Problem details
Filter the listing and keep only the lines with the word "Power".

"""

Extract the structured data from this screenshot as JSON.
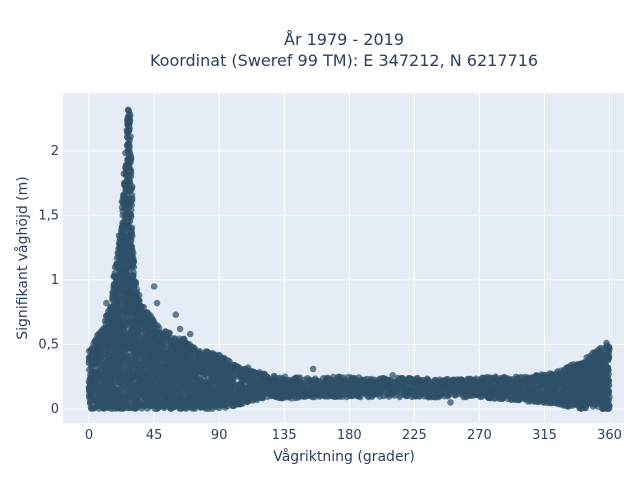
{
  "chart_data": {
    "type": "scatter",
    "title": [
      "År 1979 - 2019",
      "Koordinat (Sweref 99 TM): E 347212, N 6217716"
    ],
    "xlabel": "Vågriktning (grader)",
    "ylabel": "Signifikant våghöjd (m)",
    "xlim": [
      -18,
      370
    ],
    "ylim": [
      -0.11,
      2.45
    ],
    "x_ticks": [
      0,
      45,
      90,
      135,
      180,
      225,
      270,
      315,
      360
    ],
    "x_tick_labels": [
      "0",
      "45",
      "90",
      "135",
      "180",
      "225",
      "270",
      "315",
      "360"
    ],
    "y_ticks": [
      0,
      0.5,
      1,
      1.5,
      2
    ],
    "y_tick_labels": [
      "0",
      "0,5",
      "1",
      "1,5",
      "2"
    ],
    "grid": true,
    "marker_color": "#2e5168",
    "background_color": "#e5ecf6",
    "envelope": {
      "x": [
        0,
        5,
        10,
        15,
        18,
        20,
        22,
        24,
        25,
        26,
        27,
        28,
        29,
        30,
        32,
        35,
        40,
        45,
        50,
        55,
        60,
        65,
        70,
        75,
        80,
        90,
        100,
        110,
        120,
        130,
        140,
        150,
        160,
        170,
        180,
        190,
        200,
        210,
        220,
        230,
        240,
        250,
        260,
        270,
        280,
        290,
        300,
        310,
        320,
        325,
        330,
        335,
        340,
        345,
        350,
        355,
        360
      ],
      "y_min": [
        0,
        0,
        0,
        0,
        0,
        0,
        0,
        0,
        0,
        0,
        0,
        0,
        0,
        0,
        0,
        0,
        0,
        0,
        0,
        0,
        0,
        0,
        0,
        0,
        0,
        0,
        0.02,
        0.05,
        0.08,
        0.08,
        0.08,
        0.09,
        0.09,
        0.09,
        0.09,
        0.09,
        0.09,
        0.09,
        0.09,
        0.09,
        0.09,
        0.09,
        0.09,
        0.09,
        0.08,
        0.07,
        0.06,
        0.05,
        0.04,
        0.03,
        0.02,
        0.01,
        0,
        0,
        0,
        0,
        0
      ],
      "y_max": [
        0.45,
        0.55,
        0.65,
        0.85,
        1.1,
        1.25,
        1.45,
        1.75,
        1.95,
        2.15,
        2.32,
        2.3,
        2.1,
        1.3,
        1.0,
        0.85,
        0.75,
        0.7,
        0.6,
        0.6,
        0.55,
        0.55,
        0.5,
        0.45,
        0.45,
        0.42,
        0.35,
        0.3,
        0.28,
        0.25,
        0.25,
        0.24,
        0.24,
        0.25,
        0.25,
        0.24,
        0.24,
        0.24,
        0.24,
        0.24,
        0.23,
        0.23,
        0.23,
        0.24,
        0.25,
        0.25,
        0.25,
        0.26,
        0.28,
        0.3,
        0.32,
        0.35,
        0.38,
        0.42,
        0.45,
        0.48,
        0.5
      ]
    },
    "outliers": [
      {
        "x": 27,
        "y": 2.32
      },
      {
        "x": 28,
        "y": 2.25
      },
      {
        "x": 24,
        "y": 1.28
      },
      {
        "x": 18,
        "y": 1.1
      },
      {
        "x": 12,
        "y": 0.82
      },
      {
        "x": 45,
        "y": 0.95
      },
      {
        "x": 47,
        "y": 0.82
      },
      {
        "x": 60,
        "y": 0.73
      },
      {
        "x": 63,
        "y": 0.62
      },
      {
        "x": 70,
        "y": 0.58
      },
      {
        "x": 100,
        "y": 0.34
      },
      {
        "x": 110,
        "y": 0.32
      },
      {
        "x": 155,
        "y": 0.31
      },
      {
        "x": 210,
        "y": 0.26
      },
      {
        "x": 250,
        "y": 0.05
      },
      {
        "x": 358,
        "y": 0.51
      },
      {
        "x": 355,
        "y": 0.44
      }
    ]
  }
}
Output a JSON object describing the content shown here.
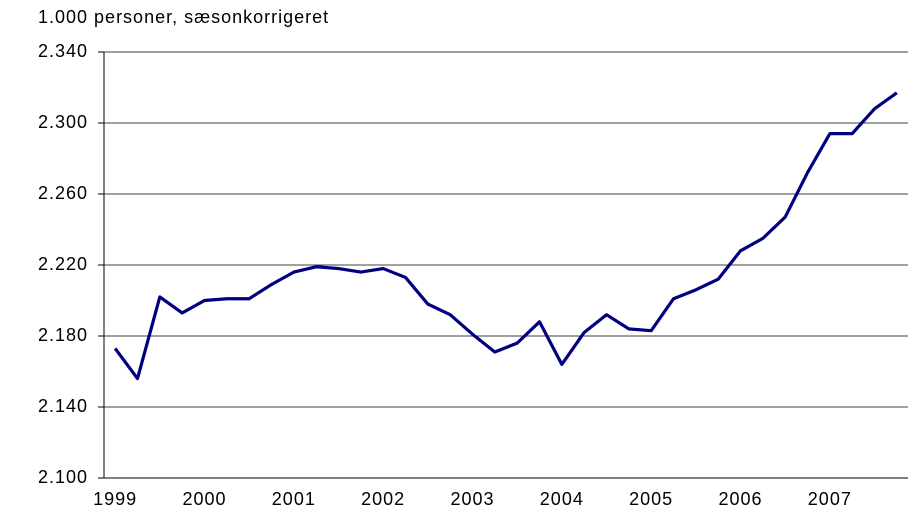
{
  "chart_data": {
    "type": "line",
    "y_axis_label": "1.000 personer, sæsonkorrigeret",
    "categories": [
      "1999",
      null,
      null,
      null,
      "2000",
      null,
      null,
      null,
      "2001",
      null,
      null,
      null,
      "2002",
      null,
      null,
      null,
      "2003",
      null,
      null,
      null,
      "2004",
      null,
      null,
      null,
      "2005",
      null,
      null,
      null,
      "2006",
      null,
      null,
      null,
      "2007",
      null,
      null,
      null
    ],
    "series": [
      {
        "color": "#000080",
        "values": [
          2173,
          2156,
          2202,
          2193,
          2200,
          2201,
          2201,
          2209,
          2216,
          2219,
          2218,
          2216,
          2218,
          2213,
          2198,
          2192,
          2181,
          2171,
          2176,
          2188,
          2164,
          2182,
          2192,
          2184,
          2183,
          2201,
          2206,
          2212,
          2228,
          2235,
          2247,
          2272,
          2294,
          2294,
          2308,
          2317
        ]
      }
    ],
    "ylim": [
      2100,
      2340
    ],
    "yticks": [
      {
        "value": 2100,
        "label": "2.100"
      },
      {
        "value": 2140,
        "label": "2.140"
      },
      {
        "value": 2180,
        "label": "2.180"
      },
      {
        "value": 2220,
        "label": "2.220"
      },
      {
        "value": 2260,
        "label": "2.260"
      },
      {
        "value": 2300,
        "label": "2.300"
      },
      {
        "value": 2340,
        "label": "2.340"
      }
    ],
    "grid": true
  }
}
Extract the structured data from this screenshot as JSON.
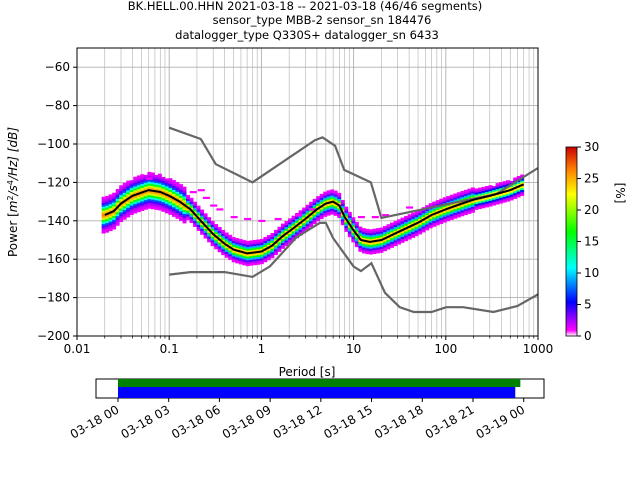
{
  "title_lines": [
    "BK.HELL.00.HHN   2021-03-18 -- 2021-03-18  (46/46 segments)",
    "sensor_type MBB-2 sensor_sn 184476",
    "datalogger_type Q330S+ datalogger_sn 6433"
  ],
  "chart_data": [
    {
      "type": "heatmap",
      "xlabel": "Period [s]",
      "ylabel": "Power [m²/s⁴/Hz] [dB]",
      "ylabel_parts": {
        "prefix": "Power [",
        "m": "m",
        "exp2": "2",
        "s": "/s",
        "exp4": "4",
        "hz": "/Hz] [dB]"
      },
      "xscale": "log",
      "xlim": [
        0.01,
        1000
      ],
      "ylim": [
        -200,
        -50
      ],
      "x_ticks": [
        0.01,
        0.1,
        1,
        10,
        100,
        1000
      ],
      "x_tick_labels": [
        "0.01",
        "0.1",
        "1",
        "10",
        "100",
        "1000"
      ],
      "y_ticks": [
        -200,
        -180,
        -160,
        -140,
        -120,
        -100,
        -80,
        -60
      ],
      "y_tick_labels": [
        "−200",
        "−180",
        "−160",
        "−140",
        "−120",
        "−100",
        "−80",
        "−60"
      ],
      "grid": true,
      "colorbar": {
        "label": "[%]",
        "range": [
          0,
          30
        ],
        "ticks": [
          0,
          5,
          10,
          15,
          20,
          25,
          30
        ],
        "tick_labels": [
          "0",
          "5",
          "10",
          "15",
          "20",
          "25",
          "30"
        ]
      },
      "mean_line": {
        "x": [
          0.02,
          0.025,
          0.03,
          0.04,
          0.06,
          0.08,
          0.1,
          0.13,
          0.17,
          0.22,
          0.3,
          0.4,
          0.5,
          0.7,
          1.0,
          1.3,
          1.7,
          2.2,
          3.0,
          4.0,
          5.0,
          6.0,
          7.0,
          8.0,
          10.0,
          12.0,
          15.0,
          20.0,
          30.0,
          50.0,
          70.0,
          100.0,
          150.0,
          200.0,
          300.0,
          500.0,
          700.0
        ],
        "y": [
          -137,
          -135,
          -131,
          -127,
          -124,
          -125,
          -127,
          -130,
          -134,
          -140,
          -147,
          -152,
          -155,
          -157,
          -156,
          -153,
          -148,
          -144,
          -139,
          -134,
          -131,
          -130,
          -132,
          -138,
          -145,
          -150,
          -151,
          -150,
          -146,
          -141,
          -137,
          -134,
          -131,
          -129,
          -127,
          -124,
          -121
        ]
      },
      "nhnm": {
        "x": [
          0.1,
          0.22,
          0.32,
          0.8,
          3.8,
          4.6,
          6.3,
          7.9,
          15.4,
          20,
          354.8,
          1000
        ],
        "y": [
          -91.5,
          -97.4,
          -110.5,
          -120,
          -98,
          -96.5,
          -101,
          -113.5,
          -120,
          -138.5,
          -126,
          -112.5
        ]
      },
      "nlnm": {
        "x": [
          0.1,
          0.17,
          0.4,
          0.8,
          1.24,
          2.4,
          4.3,
          5.0,
          6.0,
          10.0,
          12.0,
          15.6,
          21.9,
          31.6,
          45,
          70,
          101,
          154,
          328,
          600,
          1000
        ],
        "y": [
          -168,
          -166.7,
          -166.7,
          -169.2,
          -163.7,
          -148.6,
          -141.1,
          -141.1,
          -149,
          -163.8,
          -166.2,
          -162.1,
          -177.5,
          -185,
          -187.5,
          -187.5,
          -185,
          -185,
          -187.5,
          -184.4,
          -178.3
        ]
      }
    },
    {
      "type": "timeline",
      "x_tick_labels": [
        "03-18 00",
        "03-18 03",
        "03-18 06",
        "03-18 09",
        "03-18 12",
        "03-18 15",
        "03-18 18",
        "03-18 21",
        "03-19 00"
      ],
      "xlim_hours": [
        -1.3,
        25.2
      ],
      "bars": [
        {
          "color": "#008000",
          "start_hours": 0,
          "end_hours": 23.8
        },
        {
          "color": "#0000ff",
          "start_hours": 0,
          "end_hours": 23.5
        }
      ]
    }
  ],
  "colors": {
    "mean": "#000000",
    "noise_models": "#666666",
    "grid": "#b0b0b0"
  }
}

"""

Task solution
      "ylabel": "Power [m²/s⁴/Hz] [dB]",
        "prefix": "Power [",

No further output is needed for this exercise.